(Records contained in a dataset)
####

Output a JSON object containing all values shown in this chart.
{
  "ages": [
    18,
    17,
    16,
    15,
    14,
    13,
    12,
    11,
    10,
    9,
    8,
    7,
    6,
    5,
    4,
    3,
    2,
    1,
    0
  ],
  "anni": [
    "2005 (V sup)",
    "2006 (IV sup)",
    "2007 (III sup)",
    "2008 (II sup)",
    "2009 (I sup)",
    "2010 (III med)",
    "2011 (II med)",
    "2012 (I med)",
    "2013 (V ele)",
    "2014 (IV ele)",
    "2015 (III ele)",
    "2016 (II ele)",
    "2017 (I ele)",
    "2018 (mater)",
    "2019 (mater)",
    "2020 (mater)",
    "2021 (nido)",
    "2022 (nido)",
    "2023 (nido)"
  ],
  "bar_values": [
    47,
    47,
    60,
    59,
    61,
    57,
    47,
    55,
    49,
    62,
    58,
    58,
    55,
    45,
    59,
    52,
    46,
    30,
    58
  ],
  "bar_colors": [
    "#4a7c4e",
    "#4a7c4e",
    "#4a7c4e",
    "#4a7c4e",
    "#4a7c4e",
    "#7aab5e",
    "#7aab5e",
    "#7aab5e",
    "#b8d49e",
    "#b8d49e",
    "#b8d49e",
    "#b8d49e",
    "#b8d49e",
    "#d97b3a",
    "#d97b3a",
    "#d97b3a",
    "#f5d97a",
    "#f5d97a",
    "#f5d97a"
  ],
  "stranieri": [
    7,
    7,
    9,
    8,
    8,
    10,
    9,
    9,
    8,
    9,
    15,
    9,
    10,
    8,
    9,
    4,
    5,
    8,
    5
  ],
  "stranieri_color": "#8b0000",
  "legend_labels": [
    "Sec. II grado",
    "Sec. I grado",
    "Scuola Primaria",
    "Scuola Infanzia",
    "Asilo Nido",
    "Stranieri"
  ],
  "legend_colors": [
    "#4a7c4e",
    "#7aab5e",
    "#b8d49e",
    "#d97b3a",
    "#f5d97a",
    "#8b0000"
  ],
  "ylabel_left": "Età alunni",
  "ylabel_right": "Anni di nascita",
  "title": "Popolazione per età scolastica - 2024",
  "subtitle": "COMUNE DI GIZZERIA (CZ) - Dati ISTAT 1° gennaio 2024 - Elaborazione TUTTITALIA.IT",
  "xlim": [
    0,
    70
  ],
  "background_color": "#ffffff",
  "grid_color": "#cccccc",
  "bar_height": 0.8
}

####

Transcribe the entire listing above precisely.

Output a JSON object containing all values shown in this chart.
{
  "ages": [
    18,
    17,
    16,
    15,
    14,
    13,
    12,
    11,
    10,
    9,
    8,
    7,
    6,
    5,
    4,
    3,
    2,
    1,
    0
  ],
  "anni": [
    "2005 (V sup)",
    "2006 (IV sup)",
    "2007 (III sup)",
    "2008 (II sup)",
    "2009 (I sup)",
    "2010 (III med)",
    "2011 (II med)",
    "2012 (I med)",
    "2013 (V ele)",
    "2014 (IV ele)",
    "2015 (III ele)",
    "2016 (II ele)",
    "2017 (I ele)",
    "2018 (mater)",
    "2019 (mater)",
    "2020 (mater)",
    "2021 (nido)",
    "2022 (nido)",
    "2023 (nido)"
  ],
  "bar_values": [
    47,
    47,
    60,
    59,
    61,
    57,
    47,
    55,
    49,
    62,
    58,
    58,
    55,
    45,
    59,
    52,
    46,
    30,
    58
  ],
  "bar_colors": [
    "#4a7c4e",
    "#4a7c4e",
    "#4a7c4e",
    "#4a7c4e",
    "#4a7c4e",
    "#7aab5e",
    "#7aab5e",
    "#7aab5e",
    "#b8d49e",
    "#b8d49e",
    "#b8d49e",
    "#b8d49e",
    "#b8d49e",
    "#d97b3a",
    "#d97b3a",
    "#d97b3a",
    "#f5d97a",
    "#f5d97a",
    "#f5d97a"
  ],
  "stranieri": [
    7,
    7,
    9,
    8,
    8,
    10,
    9,
    9,
    8,
    9,
    15,
    9,
    10,
    8,
    9,
    4,
    5,
    8,
    5
  ],
  "stranieri_color": "#8b0000",
  "legend_labels": [
    "Sec. II grado",
    "Sec. I grado",
    "Scuola Primaria",
    "Scuola Infanzia",
    "Asilo Nido",
    "Stranieri"
  ],
  "legend_colors": [
    "#4a7c4e",
    "#7aab5e",
    "#b8d49e",
    "#d97b3a",
    "#f5d97a",
    "#8b0000"
  ],
  "ylabel_left": "Età alunni",
  "ylabel_right": "Anni di nascita",
  "title": "Popolazione per età scolastica - 2024",
  "subtitle": "COMUNE DI GIZZERIA (CZ) - Dati ISTAT 1° gennaio 2024 - Elaborazione TUTTITALIA.IT",
  "xlim": [
    0,
    70
  ],
  "background_color": "#ffffff",
  "grid_color": "#cccccc",
  "bar_height": 0.8
}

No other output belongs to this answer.